<<<<
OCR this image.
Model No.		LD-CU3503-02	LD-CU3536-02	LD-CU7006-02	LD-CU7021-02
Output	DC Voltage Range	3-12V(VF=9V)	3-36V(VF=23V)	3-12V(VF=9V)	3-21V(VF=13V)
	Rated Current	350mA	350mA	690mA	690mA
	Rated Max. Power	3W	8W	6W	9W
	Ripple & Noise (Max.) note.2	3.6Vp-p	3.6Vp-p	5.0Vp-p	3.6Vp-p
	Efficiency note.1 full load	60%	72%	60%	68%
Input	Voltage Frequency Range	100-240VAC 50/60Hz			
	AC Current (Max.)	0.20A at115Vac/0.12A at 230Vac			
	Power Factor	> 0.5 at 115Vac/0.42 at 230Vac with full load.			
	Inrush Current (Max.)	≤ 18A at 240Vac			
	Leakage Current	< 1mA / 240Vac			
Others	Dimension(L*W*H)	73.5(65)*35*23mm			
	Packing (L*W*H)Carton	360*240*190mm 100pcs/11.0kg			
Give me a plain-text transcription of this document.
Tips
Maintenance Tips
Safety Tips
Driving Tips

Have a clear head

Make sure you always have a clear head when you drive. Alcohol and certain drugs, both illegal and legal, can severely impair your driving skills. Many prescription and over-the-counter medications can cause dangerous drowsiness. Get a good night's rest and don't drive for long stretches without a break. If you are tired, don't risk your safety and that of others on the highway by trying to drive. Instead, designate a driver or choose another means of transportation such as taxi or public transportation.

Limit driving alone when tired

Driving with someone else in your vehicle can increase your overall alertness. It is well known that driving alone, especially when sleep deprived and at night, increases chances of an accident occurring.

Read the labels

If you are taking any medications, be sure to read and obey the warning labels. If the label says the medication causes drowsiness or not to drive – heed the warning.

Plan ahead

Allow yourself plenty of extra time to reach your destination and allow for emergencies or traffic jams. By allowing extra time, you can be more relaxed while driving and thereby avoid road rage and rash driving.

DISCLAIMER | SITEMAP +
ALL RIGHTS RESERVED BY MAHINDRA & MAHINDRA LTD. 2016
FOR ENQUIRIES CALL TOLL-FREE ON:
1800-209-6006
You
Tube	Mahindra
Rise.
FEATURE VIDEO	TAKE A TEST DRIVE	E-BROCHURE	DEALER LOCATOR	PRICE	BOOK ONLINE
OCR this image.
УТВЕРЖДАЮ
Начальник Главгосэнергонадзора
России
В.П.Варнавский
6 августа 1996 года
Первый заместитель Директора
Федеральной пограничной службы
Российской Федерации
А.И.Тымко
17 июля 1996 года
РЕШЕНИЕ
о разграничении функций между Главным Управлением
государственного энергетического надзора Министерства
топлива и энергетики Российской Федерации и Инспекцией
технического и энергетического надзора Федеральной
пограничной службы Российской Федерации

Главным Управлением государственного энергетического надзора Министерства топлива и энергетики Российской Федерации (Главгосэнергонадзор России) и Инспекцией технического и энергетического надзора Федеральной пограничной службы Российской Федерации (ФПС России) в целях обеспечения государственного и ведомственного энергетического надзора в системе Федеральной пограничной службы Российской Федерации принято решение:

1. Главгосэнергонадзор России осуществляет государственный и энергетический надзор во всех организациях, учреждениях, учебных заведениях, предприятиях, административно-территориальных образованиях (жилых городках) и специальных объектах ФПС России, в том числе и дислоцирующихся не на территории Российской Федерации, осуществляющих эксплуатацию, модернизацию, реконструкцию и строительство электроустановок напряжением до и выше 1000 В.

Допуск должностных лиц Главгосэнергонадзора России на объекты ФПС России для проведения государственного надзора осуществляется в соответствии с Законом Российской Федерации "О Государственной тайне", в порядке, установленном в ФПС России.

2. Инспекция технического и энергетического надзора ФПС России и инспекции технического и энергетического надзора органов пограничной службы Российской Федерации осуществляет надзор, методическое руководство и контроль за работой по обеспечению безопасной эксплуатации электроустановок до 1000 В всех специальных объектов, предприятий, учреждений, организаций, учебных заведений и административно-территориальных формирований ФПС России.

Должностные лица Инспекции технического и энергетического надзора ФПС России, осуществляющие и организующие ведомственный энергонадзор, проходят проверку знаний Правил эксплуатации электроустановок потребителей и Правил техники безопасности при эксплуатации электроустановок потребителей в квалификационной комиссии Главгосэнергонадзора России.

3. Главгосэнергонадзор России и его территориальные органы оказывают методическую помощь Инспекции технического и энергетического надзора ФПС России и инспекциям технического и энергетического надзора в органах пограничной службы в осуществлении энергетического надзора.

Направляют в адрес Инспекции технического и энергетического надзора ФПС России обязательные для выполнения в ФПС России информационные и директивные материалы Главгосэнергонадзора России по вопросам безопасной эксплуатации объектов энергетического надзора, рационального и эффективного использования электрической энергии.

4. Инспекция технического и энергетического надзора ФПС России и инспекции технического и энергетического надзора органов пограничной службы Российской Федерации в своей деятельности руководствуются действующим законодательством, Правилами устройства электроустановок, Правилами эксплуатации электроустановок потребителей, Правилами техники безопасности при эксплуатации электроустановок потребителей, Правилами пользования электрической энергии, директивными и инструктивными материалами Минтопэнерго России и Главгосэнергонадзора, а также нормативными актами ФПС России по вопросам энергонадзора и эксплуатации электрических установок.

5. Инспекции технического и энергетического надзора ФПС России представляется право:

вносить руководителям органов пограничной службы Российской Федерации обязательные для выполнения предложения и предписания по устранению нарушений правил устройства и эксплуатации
>>>>
» WHAT TO PRODUCE
Select all lines in the listing above where the word "службы" appears, and show them.

» RIGHT ANSWER
Федеральной пограничной службы
пограничной службы Российской Федерации
Главным Управлением государственного энергетического надзора Министерства топлива и энергетики Российской Федерации (Главгосэнергонадзор России) и Инспекцией технического и энергетического надзора Федеральной пограничной службы Российской Федерации (ФПС России) в целях обеспечения государственного и ведомственного энергетического надзора в системе Федеральной пограничной службы Российской Федерации принято решение:
2. Инспекция технического и энергетического надзора ФПС России и инспекции технического и энергетического надзора органов пограничной службы Российской Федерации осуществляет надзор, методическое руководство и контроль за работой по обеспечению безопасной эксплуатации электроустановок до 1000 В всех специальных объектов, предприятий, учреждений, организаций, учебных заведений и административно-территориальных формирований ФПС России.
3. Главгосэнергонадзор России и его территориальные органы оказывают методическую помощь Инспекции технического и энергетического надзора ФПС России и инспекциям технического и энергетического надзора в органах пограничной службы в осуществлении энергетического надзора.
4. Инспекция технического и энергетического надзора ФПС России и инспекции технического и энергетического надзора органов пограничной службы Российской Федерации в своей деятельности руководствуются действующим законодательством, Правилами устройства электроустановок, Правилами эксплуатации электроустановок потребителей, Правилами техники безопасности при эксплуатации электроустановок потребителей, Правилами пользования электрической энергии, директивными и инструктивными материалами Минтопэнерго России и Главгосэнергонадзора, а также нормативными актами ФПС России по вопросам энергонадзора и эксплуатации электрических установок.
вносить руководителям органов пограничной службы Российской Федерации обязательные для выполнения предложения и предписания по устранению нарушений правил устройства и эксплуатации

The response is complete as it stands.